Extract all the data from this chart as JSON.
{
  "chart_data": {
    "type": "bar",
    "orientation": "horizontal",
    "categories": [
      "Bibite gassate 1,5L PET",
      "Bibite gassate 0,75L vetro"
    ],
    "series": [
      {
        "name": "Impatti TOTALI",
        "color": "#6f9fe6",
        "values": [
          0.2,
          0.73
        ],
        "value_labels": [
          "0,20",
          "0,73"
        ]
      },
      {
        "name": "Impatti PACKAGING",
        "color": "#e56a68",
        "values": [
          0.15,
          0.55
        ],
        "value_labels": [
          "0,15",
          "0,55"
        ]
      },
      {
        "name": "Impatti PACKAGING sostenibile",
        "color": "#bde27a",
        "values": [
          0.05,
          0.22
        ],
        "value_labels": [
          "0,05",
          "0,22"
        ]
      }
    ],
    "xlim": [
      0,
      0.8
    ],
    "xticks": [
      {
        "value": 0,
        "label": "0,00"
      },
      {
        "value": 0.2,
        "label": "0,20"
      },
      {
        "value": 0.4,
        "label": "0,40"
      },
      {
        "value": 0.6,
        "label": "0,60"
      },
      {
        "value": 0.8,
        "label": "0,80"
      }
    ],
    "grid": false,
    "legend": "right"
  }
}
====================
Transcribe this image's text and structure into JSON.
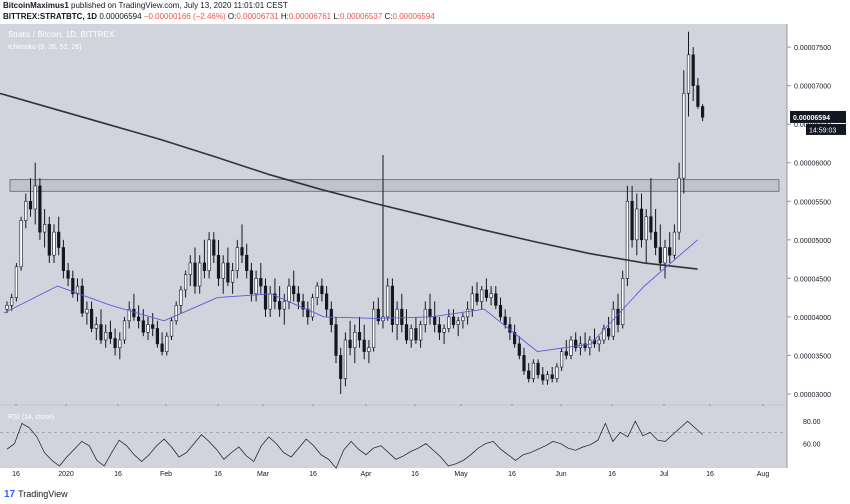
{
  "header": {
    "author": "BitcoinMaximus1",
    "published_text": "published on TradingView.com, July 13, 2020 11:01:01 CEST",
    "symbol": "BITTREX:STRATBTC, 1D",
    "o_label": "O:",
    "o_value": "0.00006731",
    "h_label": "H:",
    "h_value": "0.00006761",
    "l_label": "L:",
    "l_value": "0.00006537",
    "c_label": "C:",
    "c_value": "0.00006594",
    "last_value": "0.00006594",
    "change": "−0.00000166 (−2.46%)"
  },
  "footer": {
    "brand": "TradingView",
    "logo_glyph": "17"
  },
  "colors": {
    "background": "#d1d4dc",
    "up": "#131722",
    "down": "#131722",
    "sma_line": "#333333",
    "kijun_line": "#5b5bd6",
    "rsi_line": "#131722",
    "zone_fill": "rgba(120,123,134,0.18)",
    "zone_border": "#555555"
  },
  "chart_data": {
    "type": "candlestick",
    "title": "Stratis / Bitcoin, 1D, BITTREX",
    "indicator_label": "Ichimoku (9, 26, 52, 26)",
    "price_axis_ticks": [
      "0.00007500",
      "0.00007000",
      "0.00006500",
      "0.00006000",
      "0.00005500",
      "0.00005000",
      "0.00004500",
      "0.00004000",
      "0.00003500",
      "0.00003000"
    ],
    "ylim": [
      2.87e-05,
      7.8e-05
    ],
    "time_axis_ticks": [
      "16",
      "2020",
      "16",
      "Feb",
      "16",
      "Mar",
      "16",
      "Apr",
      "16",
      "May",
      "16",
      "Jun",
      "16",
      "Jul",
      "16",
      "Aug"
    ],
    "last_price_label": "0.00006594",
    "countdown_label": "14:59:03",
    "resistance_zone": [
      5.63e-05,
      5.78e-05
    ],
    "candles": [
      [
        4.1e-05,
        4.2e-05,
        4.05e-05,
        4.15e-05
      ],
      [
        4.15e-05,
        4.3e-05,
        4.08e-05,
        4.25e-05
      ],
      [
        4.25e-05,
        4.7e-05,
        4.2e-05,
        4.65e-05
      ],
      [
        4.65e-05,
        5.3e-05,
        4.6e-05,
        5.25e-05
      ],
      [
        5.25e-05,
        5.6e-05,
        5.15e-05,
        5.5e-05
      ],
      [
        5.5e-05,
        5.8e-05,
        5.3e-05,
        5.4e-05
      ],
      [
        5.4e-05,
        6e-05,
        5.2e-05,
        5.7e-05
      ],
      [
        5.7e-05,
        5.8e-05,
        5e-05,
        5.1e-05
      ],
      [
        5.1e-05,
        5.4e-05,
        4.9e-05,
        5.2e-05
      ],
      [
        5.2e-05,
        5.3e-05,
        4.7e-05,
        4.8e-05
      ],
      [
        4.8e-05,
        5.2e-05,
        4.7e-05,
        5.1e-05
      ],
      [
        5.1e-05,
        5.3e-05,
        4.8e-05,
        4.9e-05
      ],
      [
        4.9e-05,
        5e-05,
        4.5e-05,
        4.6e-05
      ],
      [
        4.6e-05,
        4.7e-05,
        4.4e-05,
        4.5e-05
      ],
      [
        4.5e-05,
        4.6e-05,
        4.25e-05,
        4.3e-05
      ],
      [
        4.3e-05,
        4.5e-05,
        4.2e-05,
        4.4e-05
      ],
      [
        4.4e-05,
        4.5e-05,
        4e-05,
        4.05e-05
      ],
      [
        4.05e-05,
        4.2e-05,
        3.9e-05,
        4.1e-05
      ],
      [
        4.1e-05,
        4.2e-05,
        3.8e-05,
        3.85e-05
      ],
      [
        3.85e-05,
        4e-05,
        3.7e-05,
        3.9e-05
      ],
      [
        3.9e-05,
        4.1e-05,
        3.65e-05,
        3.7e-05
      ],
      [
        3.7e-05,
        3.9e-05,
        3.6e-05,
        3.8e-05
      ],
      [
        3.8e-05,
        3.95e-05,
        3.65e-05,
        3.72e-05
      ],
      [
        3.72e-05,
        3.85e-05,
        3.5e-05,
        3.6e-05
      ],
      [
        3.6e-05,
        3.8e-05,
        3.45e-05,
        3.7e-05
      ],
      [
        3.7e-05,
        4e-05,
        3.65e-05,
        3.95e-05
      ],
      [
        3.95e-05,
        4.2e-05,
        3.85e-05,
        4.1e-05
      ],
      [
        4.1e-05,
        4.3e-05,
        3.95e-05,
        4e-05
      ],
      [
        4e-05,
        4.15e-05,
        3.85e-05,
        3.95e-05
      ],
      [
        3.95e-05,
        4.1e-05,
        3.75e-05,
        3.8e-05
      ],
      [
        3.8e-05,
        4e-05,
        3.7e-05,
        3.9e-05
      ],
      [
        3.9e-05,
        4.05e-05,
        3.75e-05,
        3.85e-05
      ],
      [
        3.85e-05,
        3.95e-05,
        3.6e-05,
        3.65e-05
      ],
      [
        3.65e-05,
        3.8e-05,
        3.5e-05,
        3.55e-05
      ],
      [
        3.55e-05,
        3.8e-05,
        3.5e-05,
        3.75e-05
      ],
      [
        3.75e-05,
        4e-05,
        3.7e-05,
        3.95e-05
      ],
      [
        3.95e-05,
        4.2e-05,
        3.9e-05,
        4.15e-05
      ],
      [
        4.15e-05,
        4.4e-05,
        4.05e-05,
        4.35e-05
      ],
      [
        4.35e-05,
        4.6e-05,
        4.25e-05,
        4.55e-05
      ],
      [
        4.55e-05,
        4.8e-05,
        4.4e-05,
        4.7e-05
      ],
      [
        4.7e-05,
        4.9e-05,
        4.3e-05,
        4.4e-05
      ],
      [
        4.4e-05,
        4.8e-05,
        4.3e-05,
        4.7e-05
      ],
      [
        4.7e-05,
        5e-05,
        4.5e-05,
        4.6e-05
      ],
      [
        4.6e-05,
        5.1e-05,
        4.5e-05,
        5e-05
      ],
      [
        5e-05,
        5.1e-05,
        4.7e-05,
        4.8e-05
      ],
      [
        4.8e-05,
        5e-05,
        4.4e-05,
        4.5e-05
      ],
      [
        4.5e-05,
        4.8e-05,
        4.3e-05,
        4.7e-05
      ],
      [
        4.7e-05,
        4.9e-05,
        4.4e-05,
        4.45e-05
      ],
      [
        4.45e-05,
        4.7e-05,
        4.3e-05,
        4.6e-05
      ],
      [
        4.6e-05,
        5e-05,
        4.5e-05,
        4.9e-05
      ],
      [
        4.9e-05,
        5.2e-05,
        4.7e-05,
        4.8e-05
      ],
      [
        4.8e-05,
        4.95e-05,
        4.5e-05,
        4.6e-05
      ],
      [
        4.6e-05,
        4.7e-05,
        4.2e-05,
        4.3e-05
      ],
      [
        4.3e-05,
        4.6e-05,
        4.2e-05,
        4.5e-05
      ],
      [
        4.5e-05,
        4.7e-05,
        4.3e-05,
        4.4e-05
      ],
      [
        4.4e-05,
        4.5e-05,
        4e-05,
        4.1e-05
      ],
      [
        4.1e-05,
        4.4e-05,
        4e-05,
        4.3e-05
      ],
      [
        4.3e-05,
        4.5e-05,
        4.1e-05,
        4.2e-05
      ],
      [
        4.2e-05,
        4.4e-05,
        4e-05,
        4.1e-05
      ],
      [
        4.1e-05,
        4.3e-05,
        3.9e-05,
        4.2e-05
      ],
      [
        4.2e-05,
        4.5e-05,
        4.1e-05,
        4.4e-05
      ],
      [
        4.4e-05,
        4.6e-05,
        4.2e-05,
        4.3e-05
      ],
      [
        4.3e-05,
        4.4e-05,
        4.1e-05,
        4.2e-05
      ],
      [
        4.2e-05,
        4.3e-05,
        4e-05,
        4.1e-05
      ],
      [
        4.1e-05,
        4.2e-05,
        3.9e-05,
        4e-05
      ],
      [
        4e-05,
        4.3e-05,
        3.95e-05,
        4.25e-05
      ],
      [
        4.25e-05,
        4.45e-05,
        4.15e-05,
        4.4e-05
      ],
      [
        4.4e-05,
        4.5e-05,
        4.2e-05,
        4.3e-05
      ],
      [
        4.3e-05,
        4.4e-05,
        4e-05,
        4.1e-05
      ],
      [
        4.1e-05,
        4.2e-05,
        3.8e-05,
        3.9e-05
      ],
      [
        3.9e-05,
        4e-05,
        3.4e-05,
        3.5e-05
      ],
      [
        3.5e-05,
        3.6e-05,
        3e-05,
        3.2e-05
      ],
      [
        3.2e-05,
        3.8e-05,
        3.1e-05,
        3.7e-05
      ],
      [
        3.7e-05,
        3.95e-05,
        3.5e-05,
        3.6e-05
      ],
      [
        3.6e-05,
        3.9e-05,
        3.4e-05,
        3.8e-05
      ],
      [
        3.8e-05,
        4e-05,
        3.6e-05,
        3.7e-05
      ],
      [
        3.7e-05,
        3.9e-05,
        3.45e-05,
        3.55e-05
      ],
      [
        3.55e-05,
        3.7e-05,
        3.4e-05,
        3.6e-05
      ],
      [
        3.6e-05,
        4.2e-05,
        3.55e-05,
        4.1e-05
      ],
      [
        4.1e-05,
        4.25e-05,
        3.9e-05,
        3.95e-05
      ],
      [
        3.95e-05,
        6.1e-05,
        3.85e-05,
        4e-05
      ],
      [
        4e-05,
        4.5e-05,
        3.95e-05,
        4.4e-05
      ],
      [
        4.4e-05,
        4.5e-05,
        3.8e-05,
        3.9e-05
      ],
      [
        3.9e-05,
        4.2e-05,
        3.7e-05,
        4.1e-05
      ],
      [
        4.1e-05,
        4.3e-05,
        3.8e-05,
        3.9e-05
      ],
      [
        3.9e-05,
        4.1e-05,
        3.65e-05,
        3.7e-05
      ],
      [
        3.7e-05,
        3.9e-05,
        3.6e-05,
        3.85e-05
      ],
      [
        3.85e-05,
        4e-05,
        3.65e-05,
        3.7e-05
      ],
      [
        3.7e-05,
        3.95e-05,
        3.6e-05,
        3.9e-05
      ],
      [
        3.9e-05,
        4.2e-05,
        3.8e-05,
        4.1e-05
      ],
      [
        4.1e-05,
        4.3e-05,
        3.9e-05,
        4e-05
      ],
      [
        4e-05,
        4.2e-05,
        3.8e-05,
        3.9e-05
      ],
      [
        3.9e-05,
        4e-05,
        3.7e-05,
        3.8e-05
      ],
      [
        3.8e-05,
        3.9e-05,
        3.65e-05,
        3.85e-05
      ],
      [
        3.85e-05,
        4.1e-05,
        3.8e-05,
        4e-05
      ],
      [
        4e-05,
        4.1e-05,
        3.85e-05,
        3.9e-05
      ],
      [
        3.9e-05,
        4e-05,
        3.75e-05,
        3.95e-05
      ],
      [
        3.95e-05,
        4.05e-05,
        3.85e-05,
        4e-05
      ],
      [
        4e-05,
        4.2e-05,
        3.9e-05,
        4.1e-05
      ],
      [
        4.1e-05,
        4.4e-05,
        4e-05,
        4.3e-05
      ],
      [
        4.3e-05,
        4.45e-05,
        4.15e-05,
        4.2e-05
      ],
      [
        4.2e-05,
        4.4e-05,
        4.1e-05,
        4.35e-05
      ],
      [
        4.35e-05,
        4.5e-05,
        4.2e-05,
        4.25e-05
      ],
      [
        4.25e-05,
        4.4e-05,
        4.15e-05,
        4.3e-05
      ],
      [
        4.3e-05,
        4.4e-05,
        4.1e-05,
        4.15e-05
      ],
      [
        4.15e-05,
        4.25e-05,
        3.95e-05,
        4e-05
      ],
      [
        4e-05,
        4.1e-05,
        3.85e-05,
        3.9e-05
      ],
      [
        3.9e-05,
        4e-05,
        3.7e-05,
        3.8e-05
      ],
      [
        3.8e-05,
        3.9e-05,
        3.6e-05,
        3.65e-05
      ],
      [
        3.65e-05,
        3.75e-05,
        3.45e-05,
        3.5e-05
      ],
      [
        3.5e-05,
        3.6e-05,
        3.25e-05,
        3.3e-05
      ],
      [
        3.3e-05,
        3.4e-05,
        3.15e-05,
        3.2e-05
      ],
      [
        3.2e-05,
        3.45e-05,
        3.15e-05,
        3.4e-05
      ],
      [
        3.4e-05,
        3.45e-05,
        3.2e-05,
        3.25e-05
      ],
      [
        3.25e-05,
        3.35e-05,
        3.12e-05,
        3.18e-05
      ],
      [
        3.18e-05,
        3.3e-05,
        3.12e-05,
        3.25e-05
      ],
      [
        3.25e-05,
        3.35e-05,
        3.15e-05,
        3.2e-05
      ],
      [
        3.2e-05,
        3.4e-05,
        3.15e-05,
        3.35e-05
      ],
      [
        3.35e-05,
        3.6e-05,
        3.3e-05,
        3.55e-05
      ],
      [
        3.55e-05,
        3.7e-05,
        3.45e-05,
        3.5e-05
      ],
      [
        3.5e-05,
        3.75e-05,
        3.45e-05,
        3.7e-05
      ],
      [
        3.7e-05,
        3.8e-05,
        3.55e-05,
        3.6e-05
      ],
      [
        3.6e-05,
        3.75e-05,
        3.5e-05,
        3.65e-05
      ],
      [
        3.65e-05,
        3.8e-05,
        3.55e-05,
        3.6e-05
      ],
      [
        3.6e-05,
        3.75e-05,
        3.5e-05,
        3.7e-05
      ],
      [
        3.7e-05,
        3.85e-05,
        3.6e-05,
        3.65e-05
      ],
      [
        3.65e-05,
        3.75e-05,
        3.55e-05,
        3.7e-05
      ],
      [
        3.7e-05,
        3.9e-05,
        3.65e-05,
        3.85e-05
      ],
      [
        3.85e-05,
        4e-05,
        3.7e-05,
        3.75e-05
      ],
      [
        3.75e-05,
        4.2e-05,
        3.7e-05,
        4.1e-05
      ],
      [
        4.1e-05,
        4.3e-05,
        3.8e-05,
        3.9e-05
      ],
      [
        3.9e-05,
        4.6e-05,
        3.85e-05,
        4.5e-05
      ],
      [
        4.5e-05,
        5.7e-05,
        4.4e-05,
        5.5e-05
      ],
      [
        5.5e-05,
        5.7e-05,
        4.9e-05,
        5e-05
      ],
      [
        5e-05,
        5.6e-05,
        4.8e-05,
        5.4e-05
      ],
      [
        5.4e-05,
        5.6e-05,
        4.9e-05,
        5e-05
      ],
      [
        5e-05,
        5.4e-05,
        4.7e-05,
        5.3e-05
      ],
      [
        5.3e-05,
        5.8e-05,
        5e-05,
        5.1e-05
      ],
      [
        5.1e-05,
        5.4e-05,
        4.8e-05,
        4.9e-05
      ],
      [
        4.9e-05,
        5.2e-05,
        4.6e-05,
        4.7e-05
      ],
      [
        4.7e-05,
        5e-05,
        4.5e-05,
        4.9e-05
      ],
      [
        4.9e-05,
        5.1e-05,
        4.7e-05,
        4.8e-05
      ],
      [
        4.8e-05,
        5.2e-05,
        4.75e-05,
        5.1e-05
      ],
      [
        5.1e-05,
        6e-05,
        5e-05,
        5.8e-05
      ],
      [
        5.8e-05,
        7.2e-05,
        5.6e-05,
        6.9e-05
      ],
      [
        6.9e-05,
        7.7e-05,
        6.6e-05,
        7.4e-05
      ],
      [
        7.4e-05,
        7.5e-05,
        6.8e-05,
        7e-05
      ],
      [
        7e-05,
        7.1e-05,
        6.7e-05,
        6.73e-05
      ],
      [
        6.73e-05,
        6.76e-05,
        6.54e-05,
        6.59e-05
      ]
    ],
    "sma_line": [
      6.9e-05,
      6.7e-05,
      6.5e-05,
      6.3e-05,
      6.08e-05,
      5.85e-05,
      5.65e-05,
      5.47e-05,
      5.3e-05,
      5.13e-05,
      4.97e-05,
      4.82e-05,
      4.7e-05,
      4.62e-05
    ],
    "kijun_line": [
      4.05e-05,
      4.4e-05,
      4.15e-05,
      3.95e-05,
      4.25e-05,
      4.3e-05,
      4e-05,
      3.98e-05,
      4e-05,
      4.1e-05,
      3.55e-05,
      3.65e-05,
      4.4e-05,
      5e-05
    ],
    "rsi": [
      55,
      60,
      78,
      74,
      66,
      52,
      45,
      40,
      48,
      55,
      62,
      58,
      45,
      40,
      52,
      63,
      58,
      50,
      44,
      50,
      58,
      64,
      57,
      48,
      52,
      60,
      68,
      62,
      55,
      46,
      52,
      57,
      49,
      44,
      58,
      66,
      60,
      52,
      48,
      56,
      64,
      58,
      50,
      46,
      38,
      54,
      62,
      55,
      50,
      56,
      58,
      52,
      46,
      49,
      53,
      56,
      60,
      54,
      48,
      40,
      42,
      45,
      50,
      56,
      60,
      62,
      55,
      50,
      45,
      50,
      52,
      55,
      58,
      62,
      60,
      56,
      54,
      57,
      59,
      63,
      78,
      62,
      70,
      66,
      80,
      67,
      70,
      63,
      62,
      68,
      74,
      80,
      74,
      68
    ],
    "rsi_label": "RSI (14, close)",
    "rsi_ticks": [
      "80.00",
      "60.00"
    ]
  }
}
====================
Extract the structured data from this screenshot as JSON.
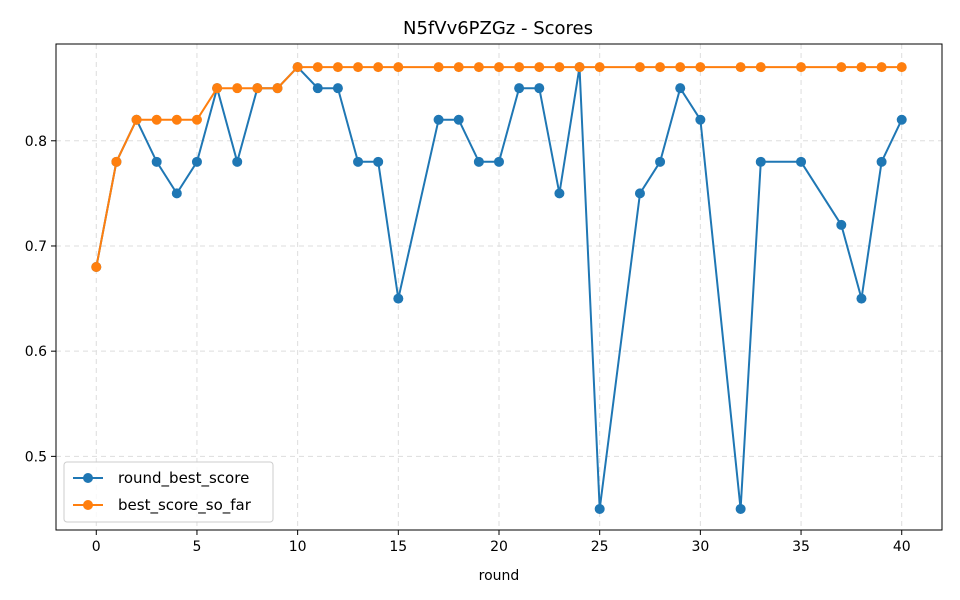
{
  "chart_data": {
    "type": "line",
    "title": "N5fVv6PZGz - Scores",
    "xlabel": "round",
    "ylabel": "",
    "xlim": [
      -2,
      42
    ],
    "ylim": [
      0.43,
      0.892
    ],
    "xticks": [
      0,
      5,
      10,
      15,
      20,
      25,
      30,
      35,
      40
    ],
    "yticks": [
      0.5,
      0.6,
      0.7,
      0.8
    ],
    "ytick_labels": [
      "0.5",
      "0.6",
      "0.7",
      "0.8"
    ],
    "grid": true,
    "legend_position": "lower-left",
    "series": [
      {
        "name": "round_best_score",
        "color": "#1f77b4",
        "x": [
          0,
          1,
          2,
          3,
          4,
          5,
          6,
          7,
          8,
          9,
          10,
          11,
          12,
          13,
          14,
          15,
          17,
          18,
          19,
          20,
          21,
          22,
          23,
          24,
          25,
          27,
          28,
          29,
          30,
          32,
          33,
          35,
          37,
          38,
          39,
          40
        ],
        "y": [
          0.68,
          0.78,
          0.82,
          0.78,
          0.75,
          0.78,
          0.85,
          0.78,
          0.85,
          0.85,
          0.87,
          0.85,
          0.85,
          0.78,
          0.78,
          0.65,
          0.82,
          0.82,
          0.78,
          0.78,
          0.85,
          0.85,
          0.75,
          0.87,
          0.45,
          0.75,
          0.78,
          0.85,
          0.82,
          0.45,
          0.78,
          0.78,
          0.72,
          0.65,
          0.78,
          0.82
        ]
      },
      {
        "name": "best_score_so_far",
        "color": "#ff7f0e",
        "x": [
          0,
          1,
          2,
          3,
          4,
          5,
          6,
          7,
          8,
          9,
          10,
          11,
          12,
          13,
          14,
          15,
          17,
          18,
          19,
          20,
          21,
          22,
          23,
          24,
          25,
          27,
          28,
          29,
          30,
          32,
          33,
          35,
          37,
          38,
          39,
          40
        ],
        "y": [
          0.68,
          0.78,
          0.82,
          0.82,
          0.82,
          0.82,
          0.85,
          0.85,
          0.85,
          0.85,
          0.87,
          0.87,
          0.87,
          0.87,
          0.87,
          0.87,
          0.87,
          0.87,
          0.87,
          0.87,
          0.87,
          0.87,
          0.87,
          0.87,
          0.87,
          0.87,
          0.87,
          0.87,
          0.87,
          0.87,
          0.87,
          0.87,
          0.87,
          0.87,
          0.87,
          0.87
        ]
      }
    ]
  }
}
====================
[TASK DIRECTIONS]: Track down the lines that include the word "BITTREX" and copy them.

[ANSWER TO THIS PROBLEM]:
    "symbol": "BITTREX:STRATBTC, 1D",
    "title": "Stratis / Bitcoin, 1D, BITTREX",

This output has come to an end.